▶ What the task asks:
Determine how many lines of the entries contain "ethnic". Reply with that number alone.

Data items
* * * * * * *
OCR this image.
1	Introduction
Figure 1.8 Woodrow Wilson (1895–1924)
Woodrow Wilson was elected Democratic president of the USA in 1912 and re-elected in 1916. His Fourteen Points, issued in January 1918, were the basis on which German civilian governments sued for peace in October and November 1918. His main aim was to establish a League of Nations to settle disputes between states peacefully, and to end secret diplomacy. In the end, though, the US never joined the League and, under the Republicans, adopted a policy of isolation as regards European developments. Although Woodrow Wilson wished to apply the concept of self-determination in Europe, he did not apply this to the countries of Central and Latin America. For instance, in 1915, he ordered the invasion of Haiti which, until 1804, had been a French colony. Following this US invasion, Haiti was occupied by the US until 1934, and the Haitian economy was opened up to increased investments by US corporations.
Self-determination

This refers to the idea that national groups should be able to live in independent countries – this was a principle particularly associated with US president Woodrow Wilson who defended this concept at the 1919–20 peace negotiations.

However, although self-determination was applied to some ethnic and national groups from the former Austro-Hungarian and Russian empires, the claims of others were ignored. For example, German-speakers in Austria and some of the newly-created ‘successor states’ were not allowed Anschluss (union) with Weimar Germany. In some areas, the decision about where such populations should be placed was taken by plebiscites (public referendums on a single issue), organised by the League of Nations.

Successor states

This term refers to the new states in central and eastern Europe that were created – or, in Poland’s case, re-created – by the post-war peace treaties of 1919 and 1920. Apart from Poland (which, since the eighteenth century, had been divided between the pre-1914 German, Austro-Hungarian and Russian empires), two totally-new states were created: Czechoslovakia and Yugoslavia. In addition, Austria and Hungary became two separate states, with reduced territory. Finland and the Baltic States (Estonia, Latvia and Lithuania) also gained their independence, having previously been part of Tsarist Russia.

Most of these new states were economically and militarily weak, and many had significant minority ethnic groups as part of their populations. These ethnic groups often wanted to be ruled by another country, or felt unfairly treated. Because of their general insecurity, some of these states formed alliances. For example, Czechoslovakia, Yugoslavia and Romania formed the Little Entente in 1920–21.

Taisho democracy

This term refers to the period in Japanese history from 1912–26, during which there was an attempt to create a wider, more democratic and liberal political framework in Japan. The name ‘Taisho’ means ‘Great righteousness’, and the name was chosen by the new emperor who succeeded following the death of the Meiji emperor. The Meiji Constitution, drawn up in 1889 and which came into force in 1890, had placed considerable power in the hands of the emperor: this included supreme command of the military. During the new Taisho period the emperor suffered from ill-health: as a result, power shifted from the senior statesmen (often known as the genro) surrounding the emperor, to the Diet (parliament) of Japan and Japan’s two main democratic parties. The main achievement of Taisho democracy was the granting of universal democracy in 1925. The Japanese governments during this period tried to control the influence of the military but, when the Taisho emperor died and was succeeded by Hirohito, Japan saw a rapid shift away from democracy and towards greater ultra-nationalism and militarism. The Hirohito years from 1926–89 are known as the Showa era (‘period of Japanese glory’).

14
* * * * * * *
▶ Exercise output:
2